Gather from the listing below each line that includes the word "manipulation", and copy it.

**Extracted records:**
---------------
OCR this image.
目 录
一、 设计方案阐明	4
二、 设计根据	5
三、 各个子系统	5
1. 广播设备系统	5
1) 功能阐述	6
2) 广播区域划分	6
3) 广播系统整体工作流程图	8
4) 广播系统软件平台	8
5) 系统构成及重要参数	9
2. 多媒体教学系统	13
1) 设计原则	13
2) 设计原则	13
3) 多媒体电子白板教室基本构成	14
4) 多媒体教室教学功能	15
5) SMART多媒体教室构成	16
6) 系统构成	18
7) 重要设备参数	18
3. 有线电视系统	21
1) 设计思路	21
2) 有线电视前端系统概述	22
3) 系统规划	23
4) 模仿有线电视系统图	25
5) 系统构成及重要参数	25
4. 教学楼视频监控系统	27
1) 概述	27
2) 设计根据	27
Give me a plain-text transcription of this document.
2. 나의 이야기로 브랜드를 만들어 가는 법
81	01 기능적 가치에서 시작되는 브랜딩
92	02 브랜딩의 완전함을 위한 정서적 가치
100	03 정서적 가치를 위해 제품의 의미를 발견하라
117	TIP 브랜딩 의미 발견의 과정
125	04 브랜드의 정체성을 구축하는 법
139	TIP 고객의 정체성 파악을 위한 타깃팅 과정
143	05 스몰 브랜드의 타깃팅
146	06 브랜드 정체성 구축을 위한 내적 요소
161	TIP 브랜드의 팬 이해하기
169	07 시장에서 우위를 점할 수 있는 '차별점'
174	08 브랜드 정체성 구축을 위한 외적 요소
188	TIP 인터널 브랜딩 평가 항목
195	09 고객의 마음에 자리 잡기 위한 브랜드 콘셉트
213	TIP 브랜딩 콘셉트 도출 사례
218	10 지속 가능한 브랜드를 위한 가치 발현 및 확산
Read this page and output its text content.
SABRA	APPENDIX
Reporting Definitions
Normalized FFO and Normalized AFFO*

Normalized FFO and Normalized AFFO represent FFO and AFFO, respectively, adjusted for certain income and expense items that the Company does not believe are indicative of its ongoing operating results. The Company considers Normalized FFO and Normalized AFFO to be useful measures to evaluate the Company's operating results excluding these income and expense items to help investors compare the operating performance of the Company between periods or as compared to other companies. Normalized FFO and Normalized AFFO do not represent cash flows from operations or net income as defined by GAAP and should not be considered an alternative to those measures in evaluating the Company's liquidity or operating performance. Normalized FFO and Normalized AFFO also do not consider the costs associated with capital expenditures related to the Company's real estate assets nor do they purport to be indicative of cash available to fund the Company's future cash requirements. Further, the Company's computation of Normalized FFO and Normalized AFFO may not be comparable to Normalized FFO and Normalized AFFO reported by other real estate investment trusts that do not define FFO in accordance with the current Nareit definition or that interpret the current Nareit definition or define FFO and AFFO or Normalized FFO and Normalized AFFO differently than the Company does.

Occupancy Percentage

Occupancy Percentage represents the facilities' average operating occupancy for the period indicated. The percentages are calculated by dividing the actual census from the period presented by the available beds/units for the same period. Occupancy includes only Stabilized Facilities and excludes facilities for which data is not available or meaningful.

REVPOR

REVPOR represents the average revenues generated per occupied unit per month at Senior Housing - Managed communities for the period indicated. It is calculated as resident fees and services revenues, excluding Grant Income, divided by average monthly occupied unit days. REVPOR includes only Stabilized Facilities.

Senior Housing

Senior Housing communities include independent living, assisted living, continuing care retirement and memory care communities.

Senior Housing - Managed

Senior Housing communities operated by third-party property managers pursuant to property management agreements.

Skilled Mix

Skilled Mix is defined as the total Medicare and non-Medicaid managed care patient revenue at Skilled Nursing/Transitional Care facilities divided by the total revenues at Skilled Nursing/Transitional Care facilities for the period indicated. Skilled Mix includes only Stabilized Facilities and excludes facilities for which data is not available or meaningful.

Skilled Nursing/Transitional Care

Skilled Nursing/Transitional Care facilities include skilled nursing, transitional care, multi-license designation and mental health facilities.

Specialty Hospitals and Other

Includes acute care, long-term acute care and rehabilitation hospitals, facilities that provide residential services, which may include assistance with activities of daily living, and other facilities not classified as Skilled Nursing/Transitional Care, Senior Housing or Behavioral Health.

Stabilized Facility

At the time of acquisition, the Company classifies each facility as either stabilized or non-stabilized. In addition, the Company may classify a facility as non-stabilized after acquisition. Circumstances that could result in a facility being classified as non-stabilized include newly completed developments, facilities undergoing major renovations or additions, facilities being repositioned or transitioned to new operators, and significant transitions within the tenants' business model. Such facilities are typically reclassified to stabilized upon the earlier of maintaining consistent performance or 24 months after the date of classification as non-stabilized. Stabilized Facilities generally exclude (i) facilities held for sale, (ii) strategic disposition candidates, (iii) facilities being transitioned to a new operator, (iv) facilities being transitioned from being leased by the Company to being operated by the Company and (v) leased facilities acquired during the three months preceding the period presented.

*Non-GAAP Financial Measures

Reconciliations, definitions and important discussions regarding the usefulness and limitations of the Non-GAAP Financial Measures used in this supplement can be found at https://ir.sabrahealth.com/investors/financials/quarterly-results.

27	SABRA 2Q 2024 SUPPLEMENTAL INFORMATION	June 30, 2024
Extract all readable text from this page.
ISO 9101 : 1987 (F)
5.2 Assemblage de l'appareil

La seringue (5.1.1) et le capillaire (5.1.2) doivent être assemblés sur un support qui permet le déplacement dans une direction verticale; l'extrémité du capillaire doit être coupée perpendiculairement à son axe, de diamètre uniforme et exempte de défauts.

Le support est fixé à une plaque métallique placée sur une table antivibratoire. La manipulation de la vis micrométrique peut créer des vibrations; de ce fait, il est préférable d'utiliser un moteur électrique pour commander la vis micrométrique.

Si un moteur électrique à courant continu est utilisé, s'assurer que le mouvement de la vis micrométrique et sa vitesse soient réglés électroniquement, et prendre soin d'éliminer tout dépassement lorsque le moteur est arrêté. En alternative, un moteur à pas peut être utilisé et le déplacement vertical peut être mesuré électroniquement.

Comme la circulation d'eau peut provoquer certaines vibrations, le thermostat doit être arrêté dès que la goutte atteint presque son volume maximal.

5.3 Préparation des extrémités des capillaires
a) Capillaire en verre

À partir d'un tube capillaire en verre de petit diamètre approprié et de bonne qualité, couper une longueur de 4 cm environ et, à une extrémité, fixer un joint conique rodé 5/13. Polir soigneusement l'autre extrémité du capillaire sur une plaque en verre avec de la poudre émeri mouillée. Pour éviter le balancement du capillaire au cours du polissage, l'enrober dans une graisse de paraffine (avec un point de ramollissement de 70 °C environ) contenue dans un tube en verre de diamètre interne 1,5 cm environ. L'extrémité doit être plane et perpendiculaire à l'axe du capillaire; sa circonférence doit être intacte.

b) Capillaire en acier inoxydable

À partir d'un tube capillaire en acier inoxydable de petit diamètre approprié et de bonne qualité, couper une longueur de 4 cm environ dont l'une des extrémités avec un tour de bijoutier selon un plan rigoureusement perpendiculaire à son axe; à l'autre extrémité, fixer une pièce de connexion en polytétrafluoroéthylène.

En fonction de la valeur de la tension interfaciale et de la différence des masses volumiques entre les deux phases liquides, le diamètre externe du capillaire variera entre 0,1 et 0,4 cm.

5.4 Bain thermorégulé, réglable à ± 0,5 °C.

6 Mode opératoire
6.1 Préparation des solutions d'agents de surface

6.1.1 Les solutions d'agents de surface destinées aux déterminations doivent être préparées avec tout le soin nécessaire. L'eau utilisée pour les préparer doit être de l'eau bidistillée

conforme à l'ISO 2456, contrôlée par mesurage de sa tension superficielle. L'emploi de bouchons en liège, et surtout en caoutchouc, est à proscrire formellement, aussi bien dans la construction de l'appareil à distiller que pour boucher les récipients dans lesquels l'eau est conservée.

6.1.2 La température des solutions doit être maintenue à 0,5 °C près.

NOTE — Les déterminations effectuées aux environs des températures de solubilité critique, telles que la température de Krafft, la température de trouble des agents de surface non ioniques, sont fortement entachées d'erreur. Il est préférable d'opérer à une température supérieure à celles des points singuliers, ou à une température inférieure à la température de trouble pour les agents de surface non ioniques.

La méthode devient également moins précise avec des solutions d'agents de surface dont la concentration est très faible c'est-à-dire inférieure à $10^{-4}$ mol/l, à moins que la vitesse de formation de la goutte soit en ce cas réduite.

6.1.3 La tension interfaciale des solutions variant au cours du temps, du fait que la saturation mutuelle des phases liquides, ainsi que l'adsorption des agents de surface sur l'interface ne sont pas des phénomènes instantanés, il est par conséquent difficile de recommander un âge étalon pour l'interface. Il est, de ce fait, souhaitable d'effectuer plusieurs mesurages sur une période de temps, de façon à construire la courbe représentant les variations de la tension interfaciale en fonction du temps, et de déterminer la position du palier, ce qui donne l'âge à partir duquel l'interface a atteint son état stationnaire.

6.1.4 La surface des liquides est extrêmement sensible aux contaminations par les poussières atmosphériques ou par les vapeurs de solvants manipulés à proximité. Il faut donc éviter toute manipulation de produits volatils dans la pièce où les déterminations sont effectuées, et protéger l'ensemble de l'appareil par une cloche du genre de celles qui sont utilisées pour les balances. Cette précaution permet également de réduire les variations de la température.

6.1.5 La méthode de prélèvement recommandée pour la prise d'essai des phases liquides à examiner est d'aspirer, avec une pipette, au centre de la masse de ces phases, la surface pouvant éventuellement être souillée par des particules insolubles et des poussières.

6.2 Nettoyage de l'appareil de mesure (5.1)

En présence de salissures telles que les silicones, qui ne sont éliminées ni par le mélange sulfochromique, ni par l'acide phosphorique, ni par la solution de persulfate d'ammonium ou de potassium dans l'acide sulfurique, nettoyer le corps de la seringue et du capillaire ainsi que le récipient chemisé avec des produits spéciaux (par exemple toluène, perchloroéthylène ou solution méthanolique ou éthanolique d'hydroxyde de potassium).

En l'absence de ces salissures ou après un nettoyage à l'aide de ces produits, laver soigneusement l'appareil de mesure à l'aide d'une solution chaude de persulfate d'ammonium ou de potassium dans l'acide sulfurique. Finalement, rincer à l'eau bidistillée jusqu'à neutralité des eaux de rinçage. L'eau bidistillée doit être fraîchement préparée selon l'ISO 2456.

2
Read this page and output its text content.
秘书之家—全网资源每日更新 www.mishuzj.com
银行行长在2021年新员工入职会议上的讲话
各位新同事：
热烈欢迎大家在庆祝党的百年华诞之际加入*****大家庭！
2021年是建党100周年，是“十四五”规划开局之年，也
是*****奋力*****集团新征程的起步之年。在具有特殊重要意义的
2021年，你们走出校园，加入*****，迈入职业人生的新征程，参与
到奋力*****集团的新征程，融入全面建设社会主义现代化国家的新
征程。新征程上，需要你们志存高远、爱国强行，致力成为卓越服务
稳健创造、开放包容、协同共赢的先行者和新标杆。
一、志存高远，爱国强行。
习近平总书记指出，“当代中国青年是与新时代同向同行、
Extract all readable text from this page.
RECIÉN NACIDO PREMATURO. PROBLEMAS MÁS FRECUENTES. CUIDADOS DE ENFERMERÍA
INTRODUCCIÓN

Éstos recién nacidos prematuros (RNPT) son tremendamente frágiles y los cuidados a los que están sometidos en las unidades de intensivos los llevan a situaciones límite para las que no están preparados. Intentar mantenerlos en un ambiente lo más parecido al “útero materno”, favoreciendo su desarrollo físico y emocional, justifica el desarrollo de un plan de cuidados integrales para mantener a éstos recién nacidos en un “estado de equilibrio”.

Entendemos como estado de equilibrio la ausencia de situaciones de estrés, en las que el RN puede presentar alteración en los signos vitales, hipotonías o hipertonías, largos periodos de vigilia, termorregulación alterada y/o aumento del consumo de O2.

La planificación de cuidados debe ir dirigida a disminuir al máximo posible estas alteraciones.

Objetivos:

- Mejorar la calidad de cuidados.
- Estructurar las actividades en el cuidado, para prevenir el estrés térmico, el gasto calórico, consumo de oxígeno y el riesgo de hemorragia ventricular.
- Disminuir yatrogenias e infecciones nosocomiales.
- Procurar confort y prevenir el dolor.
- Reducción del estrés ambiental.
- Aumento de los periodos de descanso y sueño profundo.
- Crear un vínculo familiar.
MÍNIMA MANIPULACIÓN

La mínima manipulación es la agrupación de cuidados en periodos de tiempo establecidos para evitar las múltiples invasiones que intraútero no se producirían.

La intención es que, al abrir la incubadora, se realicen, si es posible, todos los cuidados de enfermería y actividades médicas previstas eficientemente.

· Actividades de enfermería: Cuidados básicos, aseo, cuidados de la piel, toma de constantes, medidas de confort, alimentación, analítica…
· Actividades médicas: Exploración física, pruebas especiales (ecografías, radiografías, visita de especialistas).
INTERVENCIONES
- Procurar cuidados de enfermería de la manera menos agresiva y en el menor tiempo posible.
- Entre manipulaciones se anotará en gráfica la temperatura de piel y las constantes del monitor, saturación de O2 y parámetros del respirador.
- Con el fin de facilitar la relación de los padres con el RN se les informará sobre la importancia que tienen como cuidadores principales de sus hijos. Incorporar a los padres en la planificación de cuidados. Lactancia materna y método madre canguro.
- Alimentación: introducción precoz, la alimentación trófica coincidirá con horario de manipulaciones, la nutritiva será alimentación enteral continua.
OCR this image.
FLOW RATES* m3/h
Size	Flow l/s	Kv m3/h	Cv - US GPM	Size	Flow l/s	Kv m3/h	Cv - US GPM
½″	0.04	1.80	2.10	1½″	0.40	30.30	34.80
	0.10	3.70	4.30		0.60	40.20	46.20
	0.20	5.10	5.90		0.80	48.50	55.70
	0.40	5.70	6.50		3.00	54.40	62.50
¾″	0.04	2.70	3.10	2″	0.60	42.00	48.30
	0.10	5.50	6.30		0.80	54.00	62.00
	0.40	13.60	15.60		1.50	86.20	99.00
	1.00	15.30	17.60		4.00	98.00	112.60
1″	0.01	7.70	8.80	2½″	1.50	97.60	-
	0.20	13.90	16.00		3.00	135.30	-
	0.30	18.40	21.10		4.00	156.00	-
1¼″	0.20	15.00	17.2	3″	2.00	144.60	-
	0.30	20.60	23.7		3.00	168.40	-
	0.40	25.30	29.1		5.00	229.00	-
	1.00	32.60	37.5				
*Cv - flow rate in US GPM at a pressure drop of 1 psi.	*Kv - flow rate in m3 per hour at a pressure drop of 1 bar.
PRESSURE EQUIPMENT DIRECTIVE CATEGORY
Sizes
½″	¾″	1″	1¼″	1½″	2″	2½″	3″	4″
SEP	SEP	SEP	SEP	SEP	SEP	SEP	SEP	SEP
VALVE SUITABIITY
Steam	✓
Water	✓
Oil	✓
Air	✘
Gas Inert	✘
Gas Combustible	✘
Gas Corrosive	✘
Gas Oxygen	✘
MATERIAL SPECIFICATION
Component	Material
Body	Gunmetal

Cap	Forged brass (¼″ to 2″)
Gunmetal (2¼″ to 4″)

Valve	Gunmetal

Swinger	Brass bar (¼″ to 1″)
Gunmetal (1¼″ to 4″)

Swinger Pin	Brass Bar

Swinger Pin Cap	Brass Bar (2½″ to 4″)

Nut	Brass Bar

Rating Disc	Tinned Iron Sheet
---------------
**Response for this exercise:**
Le support est fixé à une plaque métallique placée sur une table antivibratoire. La manipulation de la vis micrométrique peut créer des vibrations; de ce fait, il est préférable d'utiliser un moteur électrique pour commander la vis micrométrique.
6.1.4 La surface des liquides est extrêmement sensible aux contaminations par les poussières atmosphériques ou par les vapeurs de solvants manipulés à proximité. Il faut donc éviter toute manipulation de produits volatils dans la pièce où les déterminations sont effectuées, et protéger l'ensemble de l'appareil par une cloche du genre de celles qui sont utilisées pour les balances. Cette précaution permet également de réduire les variations de la température.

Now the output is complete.